» **Dataset items**:
·····

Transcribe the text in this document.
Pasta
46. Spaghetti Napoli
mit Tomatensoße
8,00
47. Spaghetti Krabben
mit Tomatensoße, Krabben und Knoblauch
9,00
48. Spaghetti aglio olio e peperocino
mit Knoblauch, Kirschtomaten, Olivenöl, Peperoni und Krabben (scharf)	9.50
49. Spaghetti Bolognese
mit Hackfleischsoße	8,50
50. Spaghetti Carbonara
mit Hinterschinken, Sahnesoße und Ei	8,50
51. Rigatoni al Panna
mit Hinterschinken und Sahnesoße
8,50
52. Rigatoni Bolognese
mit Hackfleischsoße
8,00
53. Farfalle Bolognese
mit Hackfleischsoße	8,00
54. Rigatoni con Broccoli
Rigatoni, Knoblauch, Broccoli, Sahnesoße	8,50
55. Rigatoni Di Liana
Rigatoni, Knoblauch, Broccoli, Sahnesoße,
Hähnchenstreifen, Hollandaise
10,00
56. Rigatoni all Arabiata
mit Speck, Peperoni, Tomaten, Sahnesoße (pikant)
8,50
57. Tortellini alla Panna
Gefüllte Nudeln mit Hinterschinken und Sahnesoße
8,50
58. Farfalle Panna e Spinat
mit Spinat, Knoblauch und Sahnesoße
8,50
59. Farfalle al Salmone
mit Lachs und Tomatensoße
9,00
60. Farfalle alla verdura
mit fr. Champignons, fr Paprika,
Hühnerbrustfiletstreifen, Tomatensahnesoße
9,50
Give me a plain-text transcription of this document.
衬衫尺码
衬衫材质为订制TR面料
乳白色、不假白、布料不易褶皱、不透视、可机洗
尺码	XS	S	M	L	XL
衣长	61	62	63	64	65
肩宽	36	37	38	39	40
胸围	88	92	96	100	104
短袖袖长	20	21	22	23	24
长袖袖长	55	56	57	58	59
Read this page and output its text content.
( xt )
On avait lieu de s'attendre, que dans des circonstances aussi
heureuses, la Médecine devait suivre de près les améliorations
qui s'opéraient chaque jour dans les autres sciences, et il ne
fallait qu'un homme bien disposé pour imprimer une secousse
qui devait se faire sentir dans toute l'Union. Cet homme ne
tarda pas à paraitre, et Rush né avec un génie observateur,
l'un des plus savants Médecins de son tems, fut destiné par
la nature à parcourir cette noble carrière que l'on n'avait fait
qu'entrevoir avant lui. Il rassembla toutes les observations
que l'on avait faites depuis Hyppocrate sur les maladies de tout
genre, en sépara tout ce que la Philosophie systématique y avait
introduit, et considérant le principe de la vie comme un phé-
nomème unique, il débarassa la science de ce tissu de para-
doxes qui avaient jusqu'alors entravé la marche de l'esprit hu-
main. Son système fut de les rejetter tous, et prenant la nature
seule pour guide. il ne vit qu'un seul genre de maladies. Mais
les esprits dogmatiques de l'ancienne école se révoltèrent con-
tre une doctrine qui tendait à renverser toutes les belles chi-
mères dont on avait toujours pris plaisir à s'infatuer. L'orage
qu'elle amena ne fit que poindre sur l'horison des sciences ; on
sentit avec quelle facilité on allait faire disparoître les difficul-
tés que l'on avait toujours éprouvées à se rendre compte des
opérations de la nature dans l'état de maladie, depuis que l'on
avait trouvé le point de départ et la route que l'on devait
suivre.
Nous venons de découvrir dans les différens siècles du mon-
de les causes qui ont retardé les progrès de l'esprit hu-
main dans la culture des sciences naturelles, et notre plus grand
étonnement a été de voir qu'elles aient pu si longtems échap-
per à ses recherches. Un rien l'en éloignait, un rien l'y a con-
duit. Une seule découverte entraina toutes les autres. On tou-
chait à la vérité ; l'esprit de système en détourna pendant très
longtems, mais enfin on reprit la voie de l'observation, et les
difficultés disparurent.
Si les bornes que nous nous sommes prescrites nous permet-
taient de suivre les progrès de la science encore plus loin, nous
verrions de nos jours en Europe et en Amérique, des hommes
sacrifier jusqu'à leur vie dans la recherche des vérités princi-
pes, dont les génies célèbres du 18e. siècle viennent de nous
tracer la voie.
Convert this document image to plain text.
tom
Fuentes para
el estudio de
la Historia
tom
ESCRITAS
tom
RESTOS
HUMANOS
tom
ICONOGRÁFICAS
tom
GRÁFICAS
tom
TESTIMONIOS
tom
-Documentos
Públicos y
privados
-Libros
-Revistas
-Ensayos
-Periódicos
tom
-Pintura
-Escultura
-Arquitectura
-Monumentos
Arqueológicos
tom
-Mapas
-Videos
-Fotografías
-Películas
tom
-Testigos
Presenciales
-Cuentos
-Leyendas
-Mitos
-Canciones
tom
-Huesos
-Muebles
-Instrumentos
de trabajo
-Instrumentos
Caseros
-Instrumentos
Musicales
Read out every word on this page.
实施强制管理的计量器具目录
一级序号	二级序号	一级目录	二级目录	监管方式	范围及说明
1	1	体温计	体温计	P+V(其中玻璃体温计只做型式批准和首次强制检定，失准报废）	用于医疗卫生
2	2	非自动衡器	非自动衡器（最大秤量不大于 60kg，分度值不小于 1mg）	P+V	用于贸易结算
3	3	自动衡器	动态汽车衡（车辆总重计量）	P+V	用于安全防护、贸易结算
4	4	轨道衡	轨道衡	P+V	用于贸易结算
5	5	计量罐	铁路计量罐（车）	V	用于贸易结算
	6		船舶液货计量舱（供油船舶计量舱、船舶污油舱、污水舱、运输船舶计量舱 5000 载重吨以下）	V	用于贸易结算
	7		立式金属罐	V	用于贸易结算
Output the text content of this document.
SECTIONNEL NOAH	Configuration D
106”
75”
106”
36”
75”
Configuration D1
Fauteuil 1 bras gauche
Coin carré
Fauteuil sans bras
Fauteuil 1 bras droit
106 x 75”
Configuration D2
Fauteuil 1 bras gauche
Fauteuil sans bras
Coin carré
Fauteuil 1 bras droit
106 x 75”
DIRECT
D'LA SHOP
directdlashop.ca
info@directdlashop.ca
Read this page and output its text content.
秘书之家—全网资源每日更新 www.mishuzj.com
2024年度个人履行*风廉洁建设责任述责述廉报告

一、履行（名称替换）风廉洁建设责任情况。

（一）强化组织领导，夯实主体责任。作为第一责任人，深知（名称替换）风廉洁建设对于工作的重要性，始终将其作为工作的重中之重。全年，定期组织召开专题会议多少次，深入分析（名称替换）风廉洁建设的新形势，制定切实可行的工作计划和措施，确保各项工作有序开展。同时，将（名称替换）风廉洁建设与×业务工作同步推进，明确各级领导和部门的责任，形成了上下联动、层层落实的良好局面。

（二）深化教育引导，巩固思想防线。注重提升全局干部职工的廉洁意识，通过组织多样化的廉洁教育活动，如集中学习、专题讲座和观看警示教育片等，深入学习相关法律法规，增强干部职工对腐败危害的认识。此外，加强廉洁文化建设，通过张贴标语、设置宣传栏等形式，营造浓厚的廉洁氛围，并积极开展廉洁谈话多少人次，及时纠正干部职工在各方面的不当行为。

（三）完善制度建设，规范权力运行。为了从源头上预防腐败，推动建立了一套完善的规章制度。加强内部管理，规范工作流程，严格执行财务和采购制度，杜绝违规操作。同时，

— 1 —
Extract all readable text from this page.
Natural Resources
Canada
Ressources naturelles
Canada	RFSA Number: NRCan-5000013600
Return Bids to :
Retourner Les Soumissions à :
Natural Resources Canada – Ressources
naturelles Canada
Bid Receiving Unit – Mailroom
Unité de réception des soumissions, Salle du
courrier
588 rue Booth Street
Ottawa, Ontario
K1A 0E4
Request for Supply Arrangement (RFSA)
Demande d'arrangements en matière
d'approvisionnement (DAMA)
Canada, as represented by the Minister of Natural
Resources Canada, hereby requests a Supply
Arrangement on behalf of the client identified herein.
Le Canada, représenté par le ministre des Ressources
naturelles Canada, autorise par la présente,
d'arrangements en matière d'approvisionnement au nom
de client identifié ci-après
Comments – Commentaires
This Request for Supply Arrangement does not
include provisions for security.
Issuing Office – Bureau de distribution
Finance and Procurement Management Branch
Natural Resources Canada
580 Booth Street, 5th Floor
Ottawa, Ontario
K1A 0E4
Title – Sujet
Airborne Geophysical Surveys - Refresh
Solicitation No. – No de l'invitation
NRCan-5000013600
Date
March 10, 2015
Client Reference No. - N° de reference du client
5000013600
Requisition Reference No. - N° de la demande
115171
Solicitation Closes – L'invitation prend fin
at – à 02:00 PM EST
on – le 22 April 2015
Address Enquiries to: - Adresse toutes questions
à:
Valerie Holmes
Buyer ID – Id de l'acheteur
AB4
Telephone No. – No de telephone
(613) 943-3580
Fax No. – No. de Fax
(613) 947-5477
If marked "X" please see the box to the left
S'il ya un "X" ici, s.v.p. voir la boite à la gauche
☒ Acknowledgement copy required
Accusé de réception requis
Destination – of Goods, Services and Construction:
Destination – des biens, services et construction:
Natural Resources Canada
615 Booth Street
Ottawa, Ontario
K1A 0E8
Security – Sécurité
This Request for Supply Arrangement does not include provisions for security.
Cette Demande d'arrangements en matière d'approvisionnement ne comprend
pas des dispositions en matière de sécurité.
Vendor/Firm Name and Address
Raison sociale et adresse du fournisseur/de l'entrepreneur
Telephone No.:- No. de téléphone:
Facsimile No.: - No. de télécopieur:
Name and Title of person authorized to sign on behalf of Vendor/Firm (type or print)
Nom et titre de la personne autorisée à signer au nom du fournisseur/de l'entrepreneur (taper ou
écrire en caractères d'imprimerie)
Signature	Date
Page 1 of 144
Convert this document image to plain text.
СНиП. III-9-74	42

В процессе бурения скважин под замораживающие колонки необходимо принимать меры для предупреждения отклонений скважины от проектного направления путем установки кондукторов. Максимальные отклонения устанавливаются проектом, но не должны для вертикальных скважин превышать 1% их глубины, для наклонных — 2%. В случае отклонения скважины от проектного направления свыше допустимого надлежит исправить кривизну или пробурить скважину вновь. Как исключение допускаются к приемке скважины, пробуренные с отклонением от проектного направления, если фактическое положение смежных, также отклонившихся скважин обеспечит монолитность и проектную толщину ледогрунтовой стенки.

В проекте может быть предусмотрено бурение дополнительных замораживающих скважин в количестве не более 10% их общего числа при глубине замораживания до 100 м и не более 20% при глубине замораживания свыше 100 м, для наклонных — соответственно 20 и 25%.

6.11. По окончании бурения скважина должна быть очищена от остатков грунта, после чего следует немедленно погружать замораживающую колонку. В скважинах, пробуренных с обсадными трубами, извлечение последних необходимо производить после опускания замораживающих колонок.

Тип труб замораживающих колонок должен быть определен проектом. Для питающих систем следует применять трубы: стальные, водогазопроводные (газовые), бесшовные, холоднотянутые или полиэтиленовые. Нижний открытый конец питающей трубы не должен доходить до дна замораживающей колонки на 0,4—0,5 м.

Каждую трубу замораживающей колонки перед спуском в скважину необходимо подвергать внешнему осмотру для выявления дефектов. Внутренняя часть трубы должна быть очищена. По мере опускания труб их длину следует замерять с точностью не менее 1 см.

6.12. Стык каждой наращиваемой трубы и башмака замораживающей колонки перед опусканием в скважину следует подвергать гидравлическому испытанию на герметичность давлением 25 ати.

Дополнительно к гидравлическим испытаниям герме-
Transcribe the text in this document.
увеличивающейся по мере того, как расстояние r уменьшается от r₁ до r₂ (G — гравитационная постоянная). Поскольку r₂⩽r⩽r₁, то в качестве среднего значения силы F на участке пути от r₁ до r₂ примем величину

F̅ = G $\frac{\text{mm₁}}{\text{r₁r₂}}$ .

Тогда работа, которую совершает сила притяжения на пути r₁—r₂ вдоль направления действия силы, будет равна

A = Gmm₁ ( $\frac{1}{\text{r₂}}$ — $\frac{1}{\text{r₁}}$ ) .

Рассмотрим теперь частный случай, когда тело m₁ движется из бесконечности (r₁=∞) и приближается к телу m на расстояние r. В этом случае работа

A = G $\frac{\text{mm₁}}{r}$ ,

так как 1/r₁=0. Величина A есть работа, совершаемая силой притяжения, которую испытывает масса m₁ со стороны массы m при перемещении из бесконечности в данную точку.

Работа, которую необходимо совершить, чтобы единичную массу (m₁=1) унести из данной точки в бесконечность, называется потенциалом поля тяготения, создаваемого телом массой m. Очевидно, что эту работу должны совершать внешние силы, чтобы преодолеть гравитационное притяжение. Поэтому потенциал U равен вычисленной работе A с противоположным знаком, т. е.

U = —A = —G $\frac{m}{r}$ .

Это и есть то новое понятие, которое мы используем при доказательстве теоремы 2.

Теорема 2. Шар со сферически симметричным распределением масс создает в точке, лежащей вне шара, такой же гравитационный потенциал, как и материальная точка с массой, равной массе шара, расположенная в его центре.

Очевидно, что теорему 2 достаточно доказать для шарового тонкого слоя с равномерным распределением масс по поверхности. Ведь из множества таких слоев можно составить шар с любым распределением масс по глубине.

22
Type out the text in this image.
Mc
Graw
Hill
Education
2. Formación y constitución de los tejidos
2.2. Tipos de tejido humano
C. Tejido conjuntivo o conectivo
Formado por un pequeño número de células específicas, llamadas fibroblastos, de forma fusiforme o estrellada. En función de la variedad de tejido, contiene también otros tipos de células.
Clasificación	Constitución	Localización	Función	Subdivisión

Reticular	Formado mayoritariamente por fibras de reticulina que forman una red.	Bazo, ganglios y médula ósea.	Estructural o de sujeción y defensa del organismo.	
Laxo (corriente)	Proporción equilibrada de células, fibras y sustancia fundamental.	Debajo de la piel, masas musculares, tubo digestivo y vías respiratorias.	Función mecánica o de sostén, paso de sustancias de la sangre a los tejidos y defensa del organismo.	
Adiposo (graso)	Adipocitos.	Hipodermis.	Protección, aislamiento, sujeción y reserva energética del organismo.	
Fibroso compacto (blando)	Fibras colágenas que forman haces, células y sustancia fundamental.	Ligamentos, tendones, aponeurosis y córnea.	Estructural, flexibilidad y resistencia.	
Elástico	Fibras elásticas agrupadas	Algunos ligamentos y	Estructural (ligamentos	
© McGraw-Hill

·····

» **TASK BRIEF**: Isolate each line of the listing above that includes "Ressources". Copy it.

» **SOLUTION TO THE EXERCISE**:
Ressources naturelles
Natural Resources Canada – Ressources
Le Canada, représenté par le ministre des Ressources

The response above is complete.